• _THE PROBLEM_
Write out all the data again, exactly as it stands.

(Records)
####################

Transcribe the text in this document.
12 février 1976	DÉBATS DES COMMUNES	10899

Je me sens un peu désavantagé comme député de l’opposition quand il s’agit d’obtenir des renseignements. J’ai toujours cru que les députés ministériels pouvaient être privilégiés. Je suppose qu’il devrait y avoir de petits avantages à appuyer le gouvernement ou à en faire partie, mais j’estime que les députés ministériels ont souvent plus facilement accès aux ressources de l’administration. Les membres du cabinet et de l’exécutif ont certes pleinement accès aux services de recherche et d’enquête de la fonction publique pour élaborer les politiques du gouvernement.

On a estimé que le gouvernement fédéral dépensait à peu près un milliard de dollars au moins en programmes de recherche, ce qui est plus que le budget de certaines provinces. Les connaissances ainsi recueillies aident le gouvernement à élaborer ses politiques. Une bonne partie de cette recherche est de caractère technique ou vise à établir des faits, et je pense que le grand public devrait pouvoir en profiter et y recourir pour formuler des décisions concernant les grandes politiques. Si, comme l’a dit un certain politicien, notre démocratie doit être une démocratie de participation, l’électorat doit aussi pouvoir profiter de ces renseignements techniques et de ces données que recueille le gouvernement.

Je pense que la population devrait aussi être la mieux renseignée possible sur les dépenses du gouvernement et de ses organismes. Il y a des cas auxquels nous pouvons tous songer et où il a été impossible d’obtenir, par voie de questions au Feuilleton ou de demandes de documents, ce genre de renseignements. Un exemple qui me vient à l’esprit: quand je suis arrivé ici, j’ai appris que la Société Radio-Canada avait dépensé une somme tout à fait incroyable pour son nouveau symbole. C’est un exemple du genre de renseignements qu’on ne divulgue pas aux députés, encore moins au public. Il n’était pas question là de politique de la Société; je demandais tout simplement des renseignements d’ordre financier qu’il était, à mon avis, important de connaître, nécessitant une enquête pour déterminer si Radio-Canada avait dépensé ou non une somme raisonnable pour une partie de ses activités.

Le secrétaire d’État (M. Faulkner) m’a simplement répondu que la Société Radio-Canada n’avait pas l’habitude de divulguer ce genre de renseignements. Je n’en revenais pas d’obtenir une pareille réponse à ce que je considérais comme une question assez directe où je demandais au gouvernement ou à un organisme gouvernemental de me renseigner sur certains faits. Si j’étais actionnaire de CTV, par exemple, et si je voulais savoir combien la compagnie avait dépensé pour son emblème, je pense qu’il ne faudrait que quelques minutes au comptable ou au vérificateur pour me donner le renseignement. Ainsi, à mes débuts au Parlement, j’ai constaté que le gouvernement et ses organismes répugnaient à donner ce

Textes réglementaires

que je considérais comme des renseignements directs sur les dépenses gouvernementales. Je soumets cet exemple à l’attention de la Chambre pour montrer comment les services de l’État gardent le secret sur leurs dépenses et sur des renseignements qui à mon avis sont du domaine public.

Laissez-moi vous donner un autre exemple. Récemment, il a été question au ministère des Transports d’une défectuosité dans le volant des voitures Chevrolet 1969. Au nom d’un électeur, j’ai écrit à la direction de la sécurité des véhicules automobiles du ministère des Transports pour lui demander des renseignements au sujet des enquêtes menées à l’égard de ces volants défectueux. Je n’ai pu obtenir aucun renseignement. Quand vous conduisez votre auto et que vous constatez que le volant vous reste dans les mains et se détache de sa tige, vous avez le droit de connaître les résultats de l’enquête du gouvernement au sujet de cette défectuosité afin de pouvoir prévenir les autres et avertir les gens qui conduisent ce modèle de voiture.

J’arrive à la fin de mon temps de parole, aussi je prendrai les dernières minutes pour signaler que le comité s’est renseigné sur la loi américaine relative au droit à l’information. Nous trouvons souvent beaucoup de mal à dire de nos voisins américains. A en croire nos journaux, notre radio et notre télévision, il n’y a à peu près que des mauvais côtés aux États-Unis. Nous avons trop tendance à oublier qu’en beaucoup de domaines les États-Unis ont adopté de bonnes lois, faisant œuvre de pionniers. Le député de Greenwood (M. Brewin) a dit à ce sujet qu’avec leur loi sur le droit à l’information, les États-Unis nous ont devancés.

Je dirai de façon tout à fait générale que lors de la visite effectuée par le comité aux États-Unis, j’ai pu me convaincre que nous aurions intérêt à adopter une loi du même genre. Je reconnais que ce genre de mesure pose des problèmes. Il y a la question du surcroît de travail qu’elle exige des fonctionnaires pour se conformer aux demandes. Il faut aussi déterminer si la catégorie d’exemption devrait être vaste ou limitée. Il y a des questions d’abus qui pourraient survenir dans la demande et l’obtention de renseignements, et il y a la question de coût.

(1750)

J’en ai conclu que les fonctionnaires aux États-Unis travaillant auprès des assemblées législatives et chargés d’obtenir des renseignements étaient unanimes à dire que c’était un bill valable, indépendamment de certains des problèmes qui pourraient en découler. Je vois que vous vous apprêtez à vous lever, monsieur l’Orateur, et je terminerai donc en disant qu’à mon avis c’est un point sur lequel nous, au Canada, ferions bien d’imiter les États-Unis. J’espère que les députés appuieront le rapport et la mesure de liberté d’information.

####################

• _EXERCISE OUTPUT_
Transcribe the text in this document.
12 février 1976	DÉBATS DES COMMUNES	10899

Je me sens un peu désavantagé comme député de l’opposition quand il s’agit d’obtenir des renseignements. J’ai toujours cru que les députés ministériels pouvaient être privilégiés. Je suppose qu’il devrait y avoir de petits avantages à appuyer le gouvernement ou à en faire partie, mais j’estime que les députés ministériels ont souvent plus facilement accès aux ressources de l’administration. Les membres du cabinet et de l’exécutif ont certes pleinement accès aux services de recherche et d’enquête de la fonction publique pour élaborer les politiques du gouvernement.

On a estimé que le gouvernement fédéral dépensait à peu près un milliard de dollars au moins en programmes de recherche, ce qui est plus que le budget de certaines provinces. Les connaissances ainsi recueillies aident le gouvernement à élaborer ses politiques. Une bonne partie de cette recherche est de caractère technique ou vise à établir des faits, et je pense que le grand public devrait pouvoir en profiter et y recourir pour formuler des décisions concernant les grandes politiques. Si, comme l’a dit un certain politicien, notre démocratie doit être une démocratie de participation, l’électorat doit aussi pouvoir profiter de ces renseignements techniques et de ces données que recueille le gouvernement.

Je pense que la population devrait aussi être la mieux renseignée possible sur les dépenses du gouvernement et de ses organismes. Il y a des cas auxquels nous pouvons tous songer et où il a été impossible d’obtenir, par voie de questions au Feuilleton ou de demandes de documents, ce genre de renseignements. Un exemple qui me vient à l’esprit: quand je suis arrivé ici, j’ai appris que la Société Radio-Canada avait dépensé une somme tout à fait incroyable pour son nouveau symbole. C’est un exemple du genre de renseignements qu’on ne divulgue pas aux députés, encore moins au public. Il n’était pas question là de politique de la Société; je demandais tout simplement des renseignements d’ordre financier qu’il était, à mon avis, important de connaître, nécessitant une enquête pour déterminer si Radio-Canada avait dépensé ou non une somme raisonnable pour une partie de ses activités.

Le secrétaire d’État (M. Faulkner) m’a simplement répondu que la Société Radio-Canada n’avait pas l’habitude de divulguer ce genre de renseignements. Je n’en revenais pas d’obtenir une pareille réponse à ce que je considérais comme une question assez directe où je demandais au gouvernement ou à un organisme gouvernemental de me renseigner sur certains faits. Si j’étais actionnaire de CTV, par exemple, et si je voulais savoir combien la compagnie avait dépensé pour son emblème, je pense qu’il ne faudrait que quelques minutes au comptable ou au vérificateur pour me donner le renseignement. Ainsi, à mes débuts au Parlement, j’ai constaté que le gouvernement et ses organismes répugnaient à donner ce

Textes réglementaires

que je considérais comme des renseignements directs sur les dépenses gouvernementales. Je soumets cet exemple à l’attention de la Chambre pour montrer comment les services de l’État gardent le secret sur leurs dépenses et sur des renseignements qui à mon avis sont du domaine public.

Laissez-moi vous donner un autre exemple. Récemment, il a été question au ministère des Transports d’une défectuosité dans le volant des voitures Chevrolet 1969. Au nom d’un électeur, j’ai écrit à la direction de la sécurité des véhicules automobiles du ministère des Transports pour lui demander des renseignements au sujet des enquêtes menées à l’égard de ces volants défectueux. Je n’ai pu obtenir aucun renseignement. Quand vous conduisez votre auto et que vous constatez que le volant vous reste dans les mains et se détache de sa tige, vous avez le droit de connaître les résultats de l’enquête du gouvernement au sujet de cette défectuosité afin de pouvoir prévenir les autres et avertir les gens qui conduisent ce modèle de voiture.

J’arrive à la fin de mon temps de parole, aussi je prendrai les dernières minutes pour signaler que le comité s’est renseigné sur la loi américaine relative au droit à l’information. Nous trouvons souvent beaucoup de mal à dire de nos voisins américains. A en croire nos journaux, notre radio et notre télévision, il n’y a à peu près que des mauvais côtés aux États-Unis. Nous avons trop tendance à oublier qu’en beaucoup de domaines les États-Unis ont adopté de bonnes lois, faisant œuvre de pionniers. Le député de Greenwood (M. Brewin) a dit à ce sujet qu’avec leur loi sur le droit à l’information, les États-Unis nous ont devancés.

Je dirai de façon tout à fait générale que lors de la visite effectuée par le comité aux États-Unis, j’ai pu me convaincre que nous aurions intérêt à adopter une loi du même genre. Je reconnais que ce genre de mesure pose des problèmes. Il y a la question du surcroît de travail qu’elle exige des fonctionnaires pour se conformer aux demandes. Il faut aussi déterminer si la catégorie d’exemption devrait être vaste ou limitée. Il y a des questions d’abus qui pourraient survenir dans la demande et l’obtention de renseignements, et il y a la question de coût.

(1750)

J’en ai conclu que les fonctionnaires aux États-Unis travaillant auprès des assemblées législatives et chargés d’obtenir des renseignements étaient unanimes à dire que c’était un bill valable, indépendamment de certains des problèmes qui pourraient en découler. Je vois que vous vous apprêtez à vous lever, monsieur l’Orateur, et je terminerai donc en disant qu’à mon avis c’est un point sur lequel nous, au Canada, ferions bien d’imiter les États-Unis. J’espère que les députés appuieront le rapport et la mesure de liberté d’information.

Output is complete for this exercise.